WHAT THIS TASK INVOLVES
Retype the complete listing exactly as it appears.

━━━ DATASET EXTRACT ━━━

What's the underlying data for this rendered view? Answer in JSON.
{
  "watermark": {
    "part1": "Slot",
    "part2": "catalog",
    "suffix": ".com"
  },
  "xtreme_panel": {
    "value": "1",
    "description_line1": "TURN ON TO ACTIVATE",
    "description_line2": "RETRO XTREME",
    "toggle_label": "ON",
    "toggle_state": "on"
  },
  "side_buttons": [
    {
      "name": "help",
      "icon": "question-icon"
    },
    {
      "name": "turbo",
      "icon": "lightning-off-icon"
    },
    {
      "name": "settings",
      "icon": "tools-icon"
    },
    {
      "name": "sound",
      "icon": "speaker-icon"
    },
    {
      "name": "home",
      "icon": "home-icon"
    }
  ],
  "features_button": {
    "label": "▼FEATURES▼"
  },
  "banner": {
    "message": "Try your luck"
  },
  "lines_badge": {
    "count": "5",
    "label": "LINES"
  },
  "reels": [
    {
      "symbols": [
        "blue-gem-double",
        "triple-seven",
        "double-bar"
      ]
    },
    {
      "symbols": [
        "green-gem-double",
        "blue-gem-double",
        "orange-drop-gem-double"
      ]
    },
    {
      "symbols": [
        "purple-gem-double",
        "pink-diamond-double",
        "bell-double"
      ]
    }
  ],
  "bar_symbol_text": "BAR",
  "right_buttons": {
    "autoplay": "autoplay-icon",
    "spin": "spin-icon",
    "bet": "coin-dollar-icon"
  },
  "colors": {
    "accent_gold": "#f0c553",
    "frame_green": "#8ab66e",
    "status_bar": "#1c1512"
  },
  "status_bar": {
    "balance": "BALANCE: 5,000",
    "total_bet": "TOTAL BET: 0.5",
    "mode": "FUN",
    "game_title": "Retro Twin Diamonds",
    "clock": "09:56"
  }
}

━━━

WRITTEN ANSWER
What's the underlying data for this rendered view? Answer in JSON.
{
  "watermark": {
    "part1": "Slot",
    "part2": "catalog",
    "suffix": ".com"
  },
  "xtreme_panel": {
    "value": "1",
    "description_line1": "TURN ON TO ACTIVATE",
    "description_line2": "RETRO XTREME",
    "toggle_label": "ON",
    "toggle_state": "on"
  },
  "side_buttons": [
    {
      "name": "help",
      "icon": "question-icon"
    },
    {
      "name": "turbo",
      "icon": "lightning-off-icon"
    },
    {
      "name": "settings",
      "icon": "tools-icon"
    },
    {
      "name": "sound",
      "icon": "speaker-icon"
    },
    {
      "name": "home",
      "icon": "home-icon"
    }
  ],
  "features_button": {
    "label": "▼FEATURES▼"
  },
  "banner": {
    "message": "Try your luck"
  },
  "lines_badge": {
    "count": "5",
    "label": "LINES"
  },
  "reels": [
    {
      "symbols": [
        "blue-gem-double",
        "triple-seven",
        "double-bar"
      ]
    },
    {
      "symbols": [
        "green-gem-double",
        "blue-gem-double",
        "orange-drop-gem-double"
      ]
    },
    {
      "symbols": [
        "purple-gem-double",
        "pink-diamond-double",
        "bell-double"
      ]
    }
  ],
  "bar_symbol_text": "BAR",
  "right_buttons": {
    "autoplay": "autoplay-icon",
    "spin": "spin-icon",
    "bet": "coin-dollar-icon"
  },
  "colors": {
    "accent_gold": "#f0c553",
    "frame_green": "#8ab66e",
    "status_bar": "#1c1512"
  },
  "status_bar": {
    "balance": "BALANCE: 5,000",
    "total_bet": "TOTAL BET: 0.5",
    "mode": "FUN",
    "game_title": "Retro Twin Diamonds",
    "clock": "09:56"
  }
}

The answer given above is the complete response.